▸ **Set problem**
Copy each line exactly. Drop every picture.

▸ **Extracted data entries**
++++++
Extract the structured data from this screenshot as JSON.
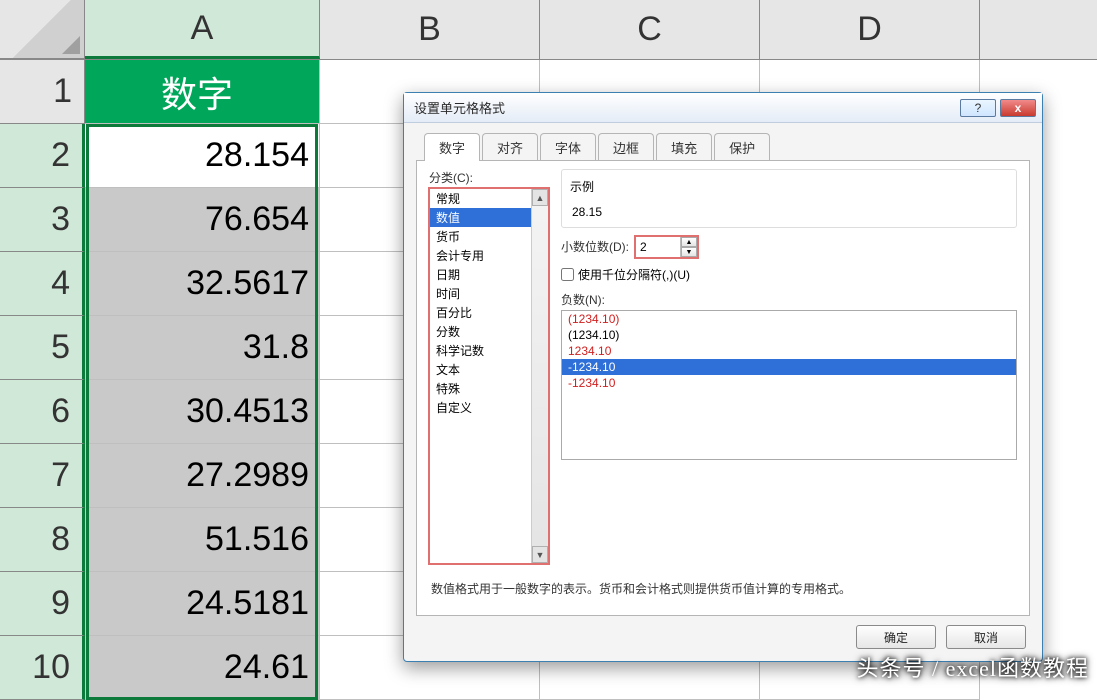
{
  "sheet": {
    "columns": [
      "A",
      "B",
      "C",
      "D"
    ],
    "rows": [
      "1",
      "2",
      "3",
      "4",
      "5",
      "6",
      "7",
      "8",
      "9",
      "10"
    ],
    "header_cell": "数字",
    "dataA": [
      "28.154",
      "76.654",
      "32.5617",
      "31.8",
      "30.4513",
      "27.2989",
      "51.516",
      "24.5181",
      "24.61"
    ]
  },
  "dialog": {
    "title": "设置单元格格式",
    "help_icon": "?",
    "close_icon": "x",
    "tabs": [
      "数字",
      "对齐",
      "字体",
      "边框",
      "填充",
      "保护"
    ],
    "category_label": "分类(C):",
    "categories": [
      "常规",
      "数值",
      "货币",
      "会计专用",
      "日期",
      "时间",
      "百分比",
      "分数",
      "科学记数",
      "文本",
      "特殊",
      "自定义"
    ],
    "category_selected_index": 1,
    "sample_label": "示例",
    "sample_value": "28.15",
    "decimal_label": "小数位数(D):",
    "decimal_value": "2",
    "thousands_label": "使用千位分隔符(,)(U)",
    "thousands_checked": false,
    "negative_label": "负数(N):",
    "negatives": [
      {
        "text": "(1234.10)",
        "color": "red"
      },
      {
        "text": "(1234.10)",
        "color": "blk"
      },
      {
        "text": "1234.10",
        "color": "red"
      },
      {
        "text": "-1234.10",
        "color": "blk",
        "selected": true
      },
      {
        "text": "-1234.10",
        "color": "red"
      }
    ],
    "description": "数值格式用于一般数字的表示。货币和会计格式则提供货币值计算的专用格式。",
    "ok": "确定",
    "cancel": "取消"
  },
  "watermark": "头条号 / excel函数教程"
}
++++++
▸ **Task answer**
Extract the structured data from this screenshot as JSON.
{
  "sheet": {
    "columns": [
      "A",
      "B",
      "C",
      "D"
    ],
    "rows": [
      "1",
      "2",
      "3",
      "4",
      "5",
      "6",
      "7",
      "8",
      "9",
      "10"
    ],
    "header_cell": "数字",
    "dataA": [
      "28.154",
      "76.654",
      "32.5617",
      "31.8",
      "30.4513",
      "27.2989",
      "51.516",
      "24.5181",
      "24.61"
    ]
  },
  "dialog": {
    "title": "设置单元格格式",
    "help_icon": "?",
    "close_icon": "x",
    "tabs": [
      "数字",
      "对齐",
      "字体",
      "边框",
      "填充",
      "保护"
    ],
    "category_label": "分类(C):",
    "categories": [
      "常规",
      "数值",
      "货币",
      "会计专用",
      "日期",
      "时间",
      "百分比",
      "分数",
      "科学记数",
      "文本",
      "特殊",
      "自定义"
    ],
    "category_selected_index": 1,
    "sample_label": "示例",
    "sample_value": "28.15",
    "decimal_label": "小数位数(D):",
    "decimal_value": "2",
    "thousands_label": "使用千位分隔符(,)(U)",
    "thousands_checked": false,
    "negative_label": "负数(N):",
    "negatives": [
      {
        "text": "(1234.10)",
        "color": "red"
      },
      {
        "text": "(1234.10)",
        "color": "blk"
      },
      {
        "text": "1234.10",
        "color": "red"
      },
      {
        "text": "-1234.10",
        "color": "blk",
        "selected": true
      },
      {
        "text": "-1234.10",
        "color": "red"
      }
    ],
    "description": "数值格式用于一般数字的表示。货币和会计格式则提供货币值计算的专用格式。",
    "ok": "确定",
    "cancel": "取消"
  },
  "watermark": "头条号 / excel函数教程"
}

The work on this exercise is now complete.